**EXERCISE:** Write out the listing below without alteration, omitting its pictures.

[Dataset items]
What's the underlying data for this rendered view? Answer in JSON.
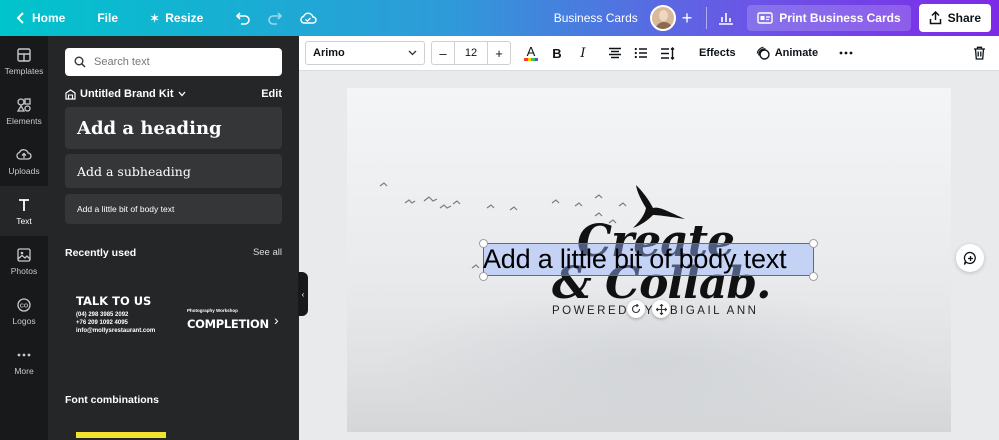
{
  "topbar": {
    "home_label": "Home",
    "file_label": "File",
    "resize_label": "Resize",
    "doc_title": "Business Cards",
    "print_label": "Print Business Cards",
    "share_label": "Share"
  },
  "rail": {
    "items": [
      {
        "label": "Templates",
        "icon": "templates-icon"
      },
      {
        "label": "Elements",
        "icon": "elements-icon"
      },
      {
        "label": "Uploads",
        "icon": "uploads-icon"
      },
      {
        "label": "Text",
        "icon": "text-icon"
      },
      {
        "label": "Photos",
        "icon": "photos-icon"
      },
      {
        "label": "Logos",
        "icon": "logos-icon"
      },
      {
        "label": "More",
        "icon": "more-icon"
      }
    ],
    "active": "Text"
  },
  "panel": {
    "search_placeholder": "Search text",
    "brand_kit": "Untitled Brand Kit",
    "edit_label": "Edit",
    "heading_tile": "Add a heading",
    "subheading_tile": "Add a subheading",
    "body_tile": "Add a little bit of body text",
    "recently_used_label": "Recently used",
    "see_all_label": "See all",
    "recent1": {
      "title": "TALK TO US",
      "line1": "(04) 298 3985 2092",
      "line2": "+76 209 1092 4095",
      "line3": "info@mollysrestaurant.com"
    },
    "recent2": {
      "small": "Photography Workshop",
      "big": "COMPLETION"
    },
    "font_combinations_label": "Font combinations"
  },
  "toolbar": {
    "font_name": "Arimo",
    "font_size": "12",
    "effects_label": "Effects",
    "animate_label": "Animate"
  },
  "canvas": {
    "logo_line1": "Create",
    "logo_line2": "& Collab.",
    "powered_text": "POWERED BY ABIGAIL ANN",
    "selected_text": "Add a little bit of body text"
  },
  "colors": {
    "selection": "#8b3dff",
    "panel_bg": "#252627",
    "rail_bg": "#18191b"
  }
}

**RESPONSE TO THE TASK:**
What's the underlying data for this rendered view? Answer in JSON.
{
  "topbar": {
    "home_label": "Home",
    "file_label": "File",
    "resize_label": "Resize",
    "doc_title": "Business Cards",
    "print_label": "Print Business Cards",
    "share_label": "Share"
  },
  "rail": {
    "items": [
      {
        "label": "Templates",
        "icon": "templates-icon"
      },
      {
        "label": "Elements",
        "icon": "elements-icon"
      },
      {
        "label": "Uploads",
        "icon": "uploads-icon"
      },
      {
        "label": "Text",
        "icon": "text-icon"
      },
      {
        "label": "Photos",
        "icon": "photos-icon"
      },
      {
        "label": "Logos",
        "icon": "logos-icon"
      },
      {
        "label": "More",
        "icon": "more-icon"
      }
    ],
    "active": "Text"
  },
  "panel": {
    "search_placeholder": "Search text",
    "brand_kit": "Untitled Brand Kit",
    "edit_label": "Edit",
    "heading_tile": "Add a heading",
    "subheading_tile": "Add a subheading",
    "body_tile": "Add a little bit of body text",
    "recently_used_label": "Recently used",
    "see_all_label": "See all",
    "recent1": {
      "title": "TALK TO US",
      "line1": "(04) 298 3985 2092",
      "line2": "+76 209 1092 4095",
      "line3": "info@mollysrestaurant.com"
    },
    "recent2": {
      "small": "Photography Workshop",
      "big": "COMPLETION"
    },
    "font_combinations_label": "Font combinations"
  },
  "toolbar": {
    "font_name": "Arimo",
    "font_size": "12",
    "effects_label": "Effects",
    "animate_label": "Animate"
  },
  "canvas": {
    "logo_line1": "Create",
    "logo_line2": "& Collab.",
    "powered_text": "POWERED BY ABIGAIL ANN",
    "selected_text": "Add a little bit of body text"
  },
  "colors": {
    "selection": "#8b3dff",
    "panel_bg": "#252627",
    "rail_bg": "#18191b"
  }
}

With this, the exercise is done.